- **What to do**:
Pick up the passage on design extension conditions and Level 4 severe accidents after its final sentence and keep writing it in the same technical style.

- **Source text**:
+--

Level 4 – Severe Accidents

Design extension conditions are postulated accidents that are not considered for design basis accidents, but that are considered in the design process for the facility in accordance with best estimate methodology, and for which releases of radioactive material are kept within acceptable limits. DECs are those conditions not included in the DBAs, and which have a frequency of occurrence that cannot be neglected and in some cases comparable with the frequency of some DBAs. These conditions are derived on the basis of engineering judgement, deterministic assessments and probabilistic assessments.

The design extension conditions shall be used to define the design specifications for safety features and for the design of all other items important to safety that are necessary for preventing such conditions from arising, or, if they do arise, for controlling them and mitigating their consequences.

Design extension conditions comprise:

  • DECs without significant fuel degradation. For PWRs, there are some typical DECs without fuel degradation that are not strongly design-dependent and commonly postulated. The objective of the safety analysis of design extension conditions without significant fuel degradation is to demonstrate that core melt can be prevented with an adequate level of confidence and that there is an adequate margin to avoid any cliff edge effects. The same or similar technical and radiological criteria as those for design basis accidents may be considered for these conditions to the extent practicable. Typically:
    • Station Blackout – SBO
    • Loss of core cooling in the residual heat removal mode
    • Extended loss of cooling of fuel pool and inventory;
  • DECs with core melting.  Although these events are very unlikely, they cannot be “practically eliminated”. SSR-2/1 requires that the design is such to ensure the capability to mitigate the consequences of severe degradation of the reactor core. Therefore, it is necessary to select a representative group of severe accident conditions (DECs with core melt) to be used for defining the design basis of the mitigatory safety features for these conditions. For DECs with core melt, maintaining the integrity of the containment is the main objective. This also implies that the cooling and stabilization of the molten fuel and the removal of heat from the containment need to be achieved in the long term. Typical scenarios are:
    • LB-LOCA with loss of all ac power (AB accident)
    • Containment bypass accidents (V)
Level 4 - Management of severe conditions
An objective of the safety analysis of design extension conditions without significant fuel degradation is to demonstrate that core melt can be prevented with an adequate level of confidence and that there is an adequate margin to avoid any cliff edge effects.

+--

- **Provided material**:

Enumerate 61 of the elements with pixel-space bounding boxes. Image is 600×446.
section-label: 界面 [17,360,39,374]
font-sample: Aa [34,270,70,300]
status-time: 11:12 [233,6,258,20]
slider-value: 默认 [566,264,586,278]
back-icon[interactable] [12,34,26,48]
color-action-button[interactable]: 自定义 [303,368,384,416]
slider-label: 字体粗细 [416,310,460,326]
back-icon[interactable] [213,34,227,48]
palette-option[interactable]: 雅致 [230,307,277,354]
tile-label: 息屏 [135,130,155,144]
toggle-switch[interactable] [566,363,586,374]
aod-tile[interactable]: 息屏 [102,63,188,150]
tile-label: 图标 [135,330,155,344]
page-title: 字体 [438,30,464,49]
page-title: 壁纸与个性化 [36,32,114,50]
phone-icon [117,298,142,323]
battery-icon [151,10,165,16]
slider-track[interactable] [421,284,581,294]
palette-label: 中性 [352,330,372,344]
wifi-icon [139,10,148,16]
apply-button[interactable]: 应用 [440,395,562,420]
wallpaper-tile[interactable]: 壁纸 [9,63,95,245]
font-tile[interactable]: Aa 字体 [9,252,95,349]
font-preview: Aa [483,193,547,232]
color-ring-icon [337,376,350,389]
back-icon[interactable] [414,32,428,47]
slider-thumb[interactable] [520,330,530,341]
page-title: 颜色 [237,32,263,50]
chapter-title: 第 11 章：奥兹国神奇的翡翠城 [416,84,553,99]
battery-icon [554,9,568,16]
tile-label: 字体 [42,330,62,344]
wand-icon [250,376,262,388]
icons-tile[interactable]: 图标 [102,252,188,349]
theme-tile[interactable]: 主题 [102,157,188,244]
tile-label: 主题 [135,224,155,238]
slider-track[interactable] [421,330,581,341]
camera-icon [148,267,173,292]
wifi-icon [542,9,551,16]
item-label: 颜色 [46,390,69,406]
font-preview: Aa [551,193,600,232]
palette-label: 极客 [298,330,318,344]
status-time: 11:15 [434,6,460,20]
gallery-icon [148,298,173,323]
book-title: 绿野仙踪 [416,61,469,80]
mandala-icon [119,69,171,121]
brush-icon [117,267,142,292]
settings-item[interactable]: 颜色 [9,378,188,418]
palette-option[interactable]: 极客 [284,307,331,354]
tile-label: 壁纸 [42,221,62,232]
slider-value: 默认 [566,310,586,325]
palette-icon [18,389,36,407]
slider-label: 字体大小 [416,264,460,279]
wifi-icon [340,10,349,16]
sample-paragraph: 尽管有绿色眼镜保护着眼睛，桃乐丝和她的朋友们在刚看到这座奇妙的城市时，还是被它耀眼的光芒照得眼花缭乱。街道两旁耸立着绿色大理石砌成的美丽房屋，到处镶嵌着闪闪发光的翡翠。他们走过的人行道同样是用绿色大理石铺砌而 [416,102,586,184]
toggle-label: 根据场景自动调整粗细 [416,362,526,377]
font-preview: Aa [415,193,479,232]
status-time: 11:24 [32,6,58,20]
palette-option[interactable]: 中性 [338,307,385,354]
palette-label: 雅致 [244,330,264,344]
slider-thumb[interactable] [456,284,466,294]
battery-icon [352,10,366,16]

+--

- **Expected answer**:
In addition to engineering and procedures which reduce the risk and severity of accidents, all plants have guidelines for severe accident management or mitigation (SAM). Severe accident scenarios commonly used evolved from those developed in the Reactor Safety Study, which is often refered to as WASH-1400.

Such plant conditions may be caused by multiple failures, such as the complete loss of all trains of a safety system, or by an extremely unlikely event such as a severe flood.

The safety analysis of severe accidents should demonstrate that compliance with the acceptance criteria is achieved by features implemented in the design, combined with implementation of procedures or guidelines for accident management. Radiological acceptance criteria in terms of doses to members of the public (or releases to the environment) used for analysis of severe accidents should represent levels such that only off-site protective actions that are limited in terms of lengths of time and areas of application are necessary, and that there is sufficient time for their implementation early enough for them to be effective.

The level 4 of defence-in-depth includes procedures and equipment used to handle situations that are not covered by the first three levels of defence-in-depth; these are accidents that could result in reactor core melt. At level 4, the broad aim is to ensure that the likelihood of an accident entailing severe core damage, and the magnitude of radioactive releases in the unlikely event that a severe plant condition occur, are both kept as low as reasonably achievable. The most important objective for mitigation of the consequences of an accident in Level 4 is the protection of the confinement. Functions that protect the containment, such as containment cooling, penetration control and hydrogen recombiners are typically designed and analysed to the same conservative standards as engineered safety features. The protection provided by the confinement may be demonstrated using best estimate methods.

Plant States

nuclear power plant states - accident conditions

Acceptance Criteria for Severe Accidents

Acceptance criteria for severe accidents are less prescriptive than the criteria for DBAs. Typically, the criterion is considered in relation to the very low probability associated with an severa accident.

Examples of more specific criteria are as follows:

  • There should be no failure of the containment because of pressure and temperature loads.
  • There should be no immediate health effects on the population.
  • For long term effects the 137Cs release limit needs to be below the prescribed value

Core Melt Accident

Reactor core melt accident is an event or sequence of events that result in the melting of part of the fuel in the reactor core. Although this event is very unlikely, it cannot be ruled out. There are many and many barriers that have to be breached. Especially, common (usually 3×100%) failure of the Emergency Core Cooling System (ECCS) must occur after severe loss of coolant accident.

See also: Reactor Core Melt Accident

See also: Nuclear Power Reactor Core Melt Accidents, Science and Technology Series. IRSN – Institute for Radiological Protection and Nuclear Safety. ISBN: 978-2-7598-1835-8

Cliff Edge Effects

The definition of cliff edge effect in the IAEA Safety Glossary is:

“In a nuclear power plant, an instance of severely abnormal plant behaviour caused by an abrupt transition from one plant status to another following a small deviation in a plant parameter, and thus a sudden large variation in plant conditions in response to a small variation in an input.” 

The concept of cliff edge effect was intensively used after the accident at the Fukushima Daiichi NPP. Cliff edge effects are usually associated with Beyond Design Basis External Events such as coastal and river flood, which are examples of external events with the potential to cause cliff edge effects.

Best Estimate plus Uncertainty Analysis

The use of a conservative methodology may be so conservative that important safety issues may be masked. For example, the assumption of a high core power level may lead to high levels of steam–water mixture in the core in the case of a postulated small break loss of coolant accident. Consequently, the calculated peak cladding temperature may not be conservative.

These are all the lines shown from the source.